• Problem to work on
Wherever the string "text" shows up in a line, count that line. Give the total alone.

• Supplied information
········

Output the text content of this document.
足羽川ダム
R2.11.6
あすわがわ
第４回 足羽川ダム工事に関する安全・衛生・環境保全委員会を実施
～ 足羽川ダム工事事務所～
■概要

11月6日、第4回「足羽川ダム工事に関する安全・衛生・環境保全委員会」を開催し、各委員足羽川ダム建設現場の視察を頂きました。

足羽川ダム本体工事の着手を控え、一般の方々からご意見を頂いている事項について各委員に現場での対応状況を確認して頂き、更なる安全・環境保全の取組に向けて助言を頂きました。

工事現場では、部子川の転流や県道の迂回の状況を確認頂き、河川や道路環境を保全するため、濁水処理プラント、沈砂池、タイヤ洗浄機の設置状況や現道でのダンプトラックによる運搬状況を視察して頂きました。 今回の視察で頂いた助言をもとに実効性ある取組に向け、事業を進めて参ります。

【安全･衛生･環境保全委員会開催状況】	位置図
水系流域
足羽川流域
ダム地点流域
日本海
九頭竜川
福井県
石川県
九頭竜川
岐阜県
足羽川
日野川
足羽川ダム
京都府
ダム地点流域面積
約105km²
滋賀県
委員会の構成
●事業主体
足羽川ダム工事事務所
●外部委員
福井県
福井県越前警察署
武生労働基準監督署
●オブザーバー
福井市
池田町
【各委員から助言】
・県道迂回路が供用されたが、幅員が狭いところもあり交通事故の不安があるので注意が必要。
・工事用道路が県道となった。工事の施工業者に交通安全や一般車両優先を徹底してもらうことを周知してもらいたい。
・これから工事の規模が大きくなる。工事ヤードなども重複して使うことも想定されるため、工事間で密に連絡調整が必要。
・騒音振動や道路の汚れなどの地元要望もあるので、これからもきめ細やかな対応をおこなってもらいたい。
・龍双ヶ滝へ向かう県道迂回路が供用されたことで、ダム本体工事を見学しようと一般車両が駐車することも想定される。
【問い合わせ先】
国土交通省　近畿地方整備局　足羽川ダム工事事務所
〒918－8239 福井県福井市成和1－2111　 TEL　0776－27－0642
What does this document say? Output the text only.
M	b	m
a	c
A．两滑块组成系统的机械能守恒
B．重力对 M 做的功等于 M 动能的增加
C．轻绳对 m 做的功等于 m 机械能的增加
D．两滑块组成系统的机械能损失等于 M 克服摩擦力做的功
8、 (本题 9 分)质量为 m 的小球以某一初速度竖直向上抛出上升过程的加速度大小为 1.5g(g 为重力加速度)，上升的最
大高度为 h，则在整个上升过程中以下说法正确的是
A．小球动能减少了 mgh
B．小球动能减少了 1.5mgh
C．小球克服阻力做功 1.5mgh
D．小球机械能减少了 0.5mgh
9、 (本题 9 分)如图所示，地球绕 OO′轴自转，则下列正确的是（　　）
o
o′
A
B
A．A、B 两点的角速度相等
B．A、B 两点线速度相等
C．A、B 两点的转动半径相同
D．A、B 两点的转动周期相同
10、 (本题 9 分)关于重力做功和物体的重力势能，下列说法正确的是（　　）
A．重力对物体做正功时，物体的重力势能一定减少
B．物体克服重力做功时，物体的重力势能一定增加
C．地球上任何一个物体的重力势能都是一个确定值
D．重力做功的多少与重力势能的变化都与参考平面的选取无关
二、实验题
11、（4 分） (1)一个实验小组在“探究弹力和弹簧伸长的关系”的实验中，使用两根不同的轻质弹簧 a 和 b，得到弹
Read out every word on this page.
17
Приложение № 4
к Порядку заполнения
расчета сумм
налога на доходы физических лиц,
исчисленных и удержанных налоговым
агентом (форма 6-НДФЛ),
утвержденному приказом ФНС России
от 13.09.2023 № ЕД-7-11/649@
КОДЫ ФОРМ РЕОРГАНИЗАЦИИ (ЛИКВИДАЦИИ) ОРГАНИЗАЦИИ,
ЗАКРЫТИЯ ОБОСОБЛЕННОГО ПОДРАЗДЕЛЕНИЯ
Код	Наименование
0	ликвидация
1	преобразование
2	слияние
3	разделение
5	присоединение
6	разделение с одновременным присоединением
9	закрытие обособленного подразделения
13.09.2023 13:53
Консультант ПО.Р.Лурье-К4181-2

········

• Correct output
2